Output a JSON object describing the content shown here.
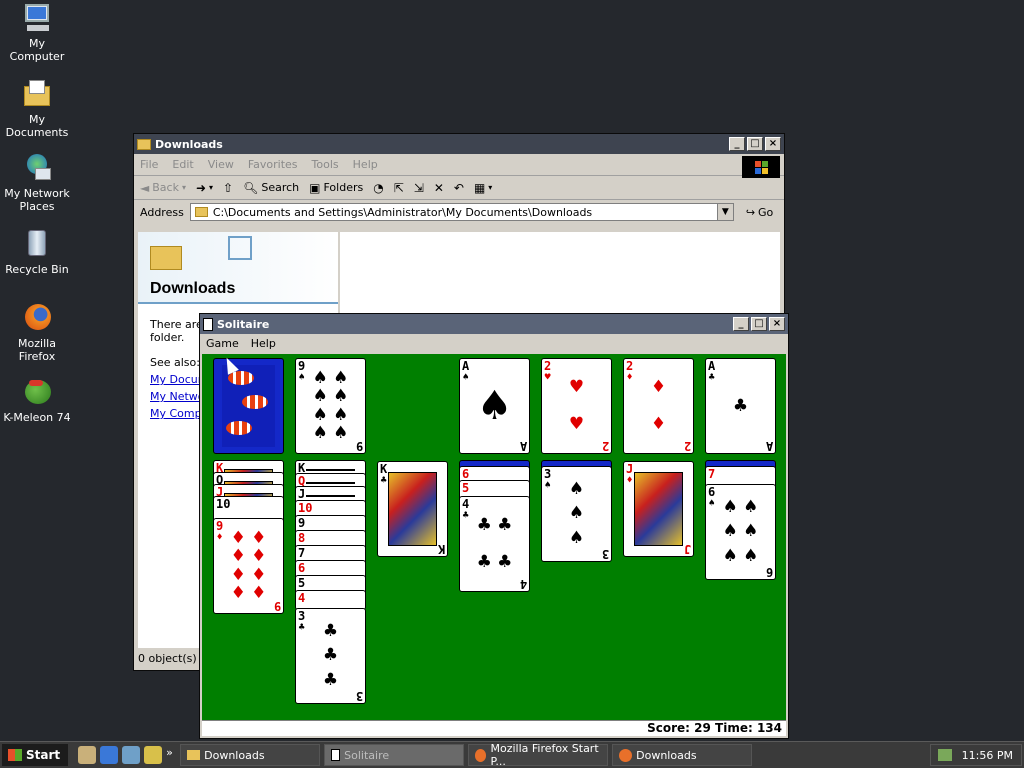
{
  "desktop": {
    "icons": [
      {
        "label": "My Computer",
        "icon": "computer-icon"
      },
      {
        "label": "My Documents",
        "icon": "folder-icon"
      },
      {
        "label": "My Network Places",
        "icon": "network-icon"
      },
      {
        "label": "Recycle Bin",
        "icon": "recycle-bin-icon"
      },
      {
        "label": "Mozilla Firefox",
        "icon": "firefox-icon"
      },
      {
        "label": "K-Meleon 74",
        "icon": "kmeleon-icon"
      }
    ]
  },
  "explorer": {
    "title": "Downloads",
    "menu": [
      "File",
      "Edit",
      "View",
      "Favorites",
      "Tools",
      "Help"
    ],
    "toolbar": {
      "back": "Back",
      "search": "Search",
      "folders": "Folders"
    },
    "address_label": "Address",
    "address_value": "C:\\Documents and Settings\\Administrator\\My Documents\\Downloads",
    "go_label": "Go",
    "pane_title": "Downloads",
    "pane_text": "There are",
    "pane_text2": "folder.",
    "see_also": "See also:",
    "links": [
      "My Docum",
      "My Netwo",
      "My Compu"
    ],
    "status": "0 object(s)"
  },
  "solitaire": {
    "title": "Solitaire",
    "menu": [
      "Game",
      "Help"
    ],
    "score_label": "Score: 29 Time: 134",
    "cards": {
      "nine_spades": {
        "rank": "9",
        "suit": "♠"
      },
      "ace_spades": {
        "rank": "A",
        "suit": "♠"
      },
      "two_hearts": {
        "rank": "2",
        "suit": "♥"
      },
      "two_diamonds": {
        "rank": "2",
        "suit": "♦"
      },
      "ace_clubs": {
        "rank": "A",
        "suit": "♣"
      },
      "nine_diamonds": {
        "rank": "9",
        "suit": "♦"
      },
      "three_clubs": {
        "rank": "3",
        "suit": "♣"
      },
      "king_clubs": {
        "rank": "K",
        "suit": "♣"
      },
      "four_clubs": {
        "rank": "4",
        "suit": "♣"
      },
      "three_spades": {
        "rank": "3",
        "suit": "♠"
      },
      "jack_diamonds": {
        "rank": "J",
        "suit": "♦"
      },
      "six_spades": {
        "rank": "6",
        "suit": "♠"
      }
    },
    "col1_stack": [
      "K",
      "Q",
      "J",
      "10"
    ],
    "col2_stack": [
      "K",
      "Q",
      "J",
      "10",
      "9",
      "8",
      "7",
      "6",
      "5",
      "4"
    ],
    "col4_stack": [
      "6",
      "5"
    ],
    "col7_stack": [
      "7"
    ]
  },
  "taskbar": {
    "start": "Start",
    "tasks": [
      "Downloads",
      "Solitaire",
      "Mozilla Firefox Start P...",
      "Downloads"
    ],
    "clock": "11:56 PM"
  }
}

• • • • •

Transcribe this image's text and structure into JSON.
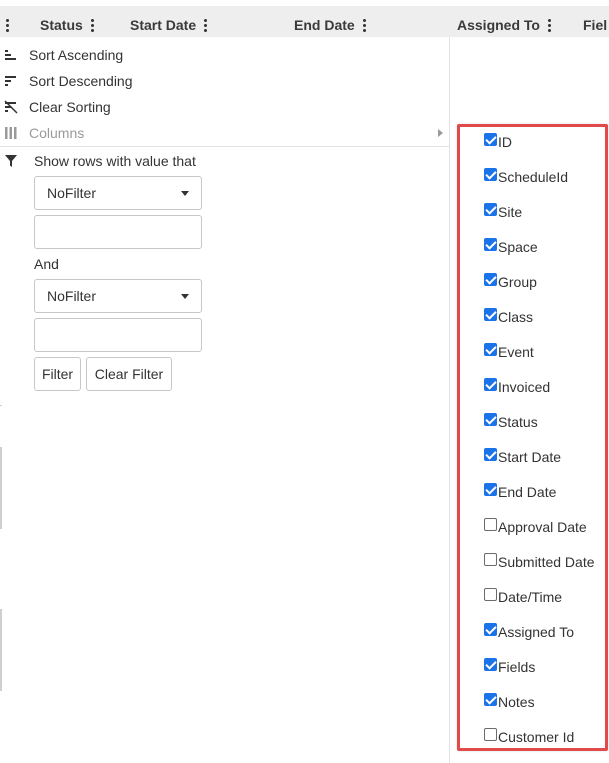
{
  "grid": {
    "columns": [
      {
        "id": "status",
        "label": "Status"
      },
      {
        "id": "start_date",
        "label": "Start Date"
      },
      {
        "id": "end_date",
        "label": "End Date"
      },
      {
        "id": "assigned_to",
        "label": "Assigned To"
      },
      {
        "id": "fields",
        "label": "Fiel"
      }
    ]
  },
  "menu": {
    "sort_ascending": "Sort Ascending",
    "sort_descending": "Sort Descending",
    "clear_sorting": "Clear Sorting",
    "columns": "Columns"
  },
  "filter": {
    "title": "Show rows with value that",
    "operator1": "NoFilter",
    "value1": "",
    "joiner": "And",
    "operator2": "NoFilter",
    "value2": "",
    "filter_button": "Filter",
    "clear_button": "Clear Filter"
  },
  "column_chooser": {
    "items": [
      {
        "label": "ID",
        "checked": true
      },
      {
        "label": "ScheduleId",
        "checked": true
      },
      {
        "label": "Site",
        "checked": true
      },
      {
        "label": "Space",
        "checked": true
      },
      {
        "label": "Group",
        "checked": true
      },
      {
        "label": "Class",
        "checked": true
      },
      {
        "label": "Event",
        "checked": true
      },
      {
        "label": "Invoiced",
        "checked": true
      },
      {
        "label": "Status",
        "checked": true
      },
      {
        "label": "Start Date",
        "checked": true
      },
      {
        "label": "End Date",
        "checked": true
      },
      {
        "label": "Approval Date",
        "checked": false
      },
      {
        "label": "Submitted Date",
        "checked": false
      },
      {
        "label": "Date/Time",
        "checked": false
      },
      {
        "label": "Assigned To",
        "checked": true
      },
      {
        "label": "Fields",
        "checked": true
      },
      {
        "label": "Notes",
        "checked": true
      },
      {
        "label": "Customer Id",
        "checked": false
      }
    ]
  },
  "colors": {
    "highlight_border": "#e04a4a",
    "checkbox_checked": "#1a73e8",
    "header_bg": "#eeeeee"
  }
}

• • • • •

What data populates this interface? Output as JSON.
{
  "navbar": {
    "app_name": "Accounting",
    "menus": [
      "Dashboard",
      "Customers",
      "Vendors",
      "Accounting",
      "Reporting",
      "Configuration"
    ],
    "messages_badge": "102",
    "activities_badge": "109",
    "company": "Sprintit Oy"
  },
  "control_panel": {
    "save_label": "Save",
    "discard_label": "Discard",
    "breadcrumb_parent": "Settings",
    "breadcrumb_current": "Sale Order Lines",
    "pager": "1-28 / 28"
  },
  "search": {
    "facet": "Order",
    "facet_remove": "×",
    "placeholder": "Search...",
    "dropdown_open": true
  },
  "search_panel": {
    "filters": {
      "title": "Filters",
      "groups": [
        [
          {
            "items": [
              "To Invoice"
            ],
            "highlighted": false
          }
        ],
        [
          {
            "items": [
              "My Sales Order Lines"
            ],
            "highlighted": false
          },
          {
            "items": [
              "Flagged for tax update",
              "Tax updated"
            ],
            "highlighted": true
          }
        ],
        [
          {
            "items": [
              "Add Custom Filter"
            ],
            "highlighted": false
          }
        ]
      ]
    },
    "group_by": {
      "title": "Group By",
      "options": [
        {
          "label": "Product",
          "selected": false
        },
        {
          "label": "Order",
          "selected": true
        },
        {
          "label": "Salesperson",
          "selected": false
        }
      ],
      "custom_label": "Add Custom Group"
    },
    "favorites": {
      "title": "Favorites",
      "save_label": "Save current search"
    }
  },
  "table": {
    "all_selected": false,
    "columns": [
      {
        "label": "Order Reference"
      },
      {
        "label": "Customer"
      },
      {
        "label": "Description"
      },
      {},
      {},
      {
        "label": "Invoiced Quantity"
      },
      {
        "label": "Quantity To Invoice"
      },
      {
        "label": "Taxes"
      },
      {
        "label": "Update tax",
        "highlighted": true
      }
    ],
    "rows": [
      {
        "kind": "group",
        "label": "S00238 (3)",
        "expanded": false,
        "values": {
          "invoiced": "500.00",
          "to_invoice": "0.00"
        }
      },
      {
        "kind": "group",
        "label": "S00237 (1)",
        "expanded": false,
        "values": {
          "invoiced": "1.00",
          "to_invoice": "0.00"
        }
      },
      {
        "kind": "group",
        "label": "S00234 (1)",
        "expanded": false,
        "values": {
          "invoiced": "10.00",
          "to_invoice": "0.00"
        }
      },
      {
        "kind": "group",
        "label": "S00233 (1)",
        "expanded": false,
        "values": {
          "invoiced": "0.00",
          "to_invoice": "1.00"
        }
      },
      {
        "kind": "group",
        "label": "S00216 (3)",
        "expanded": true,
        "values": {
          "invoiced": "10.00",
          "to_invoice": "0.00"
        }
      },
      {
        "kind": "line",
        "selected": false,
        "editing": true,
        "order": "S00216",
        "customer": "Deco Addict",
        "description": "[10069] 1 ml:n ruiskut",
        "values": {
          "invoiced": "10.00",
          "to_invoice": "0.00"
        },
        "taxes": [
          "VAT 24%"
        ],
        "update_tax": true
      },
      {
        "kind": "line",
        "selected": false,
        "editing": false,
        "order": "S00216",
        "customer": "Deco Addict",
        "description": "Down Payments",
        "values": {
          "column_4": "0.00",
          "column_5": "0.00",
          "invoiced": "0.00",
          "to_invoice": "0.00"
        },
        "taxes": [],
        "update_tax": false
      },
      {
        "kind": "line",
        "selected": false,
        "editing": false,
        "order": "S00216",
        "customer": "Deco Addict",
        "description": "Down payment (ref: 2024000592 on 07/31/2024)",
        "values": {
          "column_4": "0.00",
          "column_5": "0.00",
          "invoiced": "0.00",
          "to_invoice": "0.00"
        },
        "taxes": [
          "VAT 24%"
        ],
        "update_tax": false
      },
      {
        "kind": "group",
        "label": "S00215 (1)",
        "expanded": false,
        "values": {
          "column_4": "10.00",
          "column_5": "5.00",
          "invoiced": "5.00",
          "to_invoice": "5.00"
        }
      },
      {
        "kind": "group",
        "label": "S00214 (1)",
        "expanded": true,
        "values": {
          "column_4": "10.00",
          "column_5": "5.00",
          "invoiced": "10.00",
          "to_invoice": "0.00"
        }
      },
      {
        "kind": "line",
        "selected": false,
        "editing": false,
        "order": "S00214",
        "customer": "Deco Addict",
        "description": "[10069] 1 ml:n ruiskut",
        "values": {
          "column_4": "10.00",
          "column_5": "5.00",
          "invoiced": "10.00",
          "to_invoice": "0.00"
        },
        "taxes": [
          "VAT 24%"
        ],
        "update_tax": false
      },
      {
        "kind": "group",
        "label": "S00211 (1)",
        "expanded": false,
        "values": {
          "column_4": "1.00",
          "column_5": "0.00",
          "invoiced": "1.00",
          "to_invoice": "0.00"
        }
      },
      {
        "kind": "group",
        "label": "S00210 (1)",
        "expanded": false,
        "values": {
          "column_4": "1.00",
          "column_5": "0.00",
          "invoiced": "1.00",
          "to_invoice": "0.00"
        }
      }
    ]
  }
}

• • • • •

▶ _GIVEN INSTRUCTION_: Return all lines with the word "Save" in them.

▶ _RESULT OF THIS EXERCISE_:
    "save_label": "Save",
      "save_label": "Save current search"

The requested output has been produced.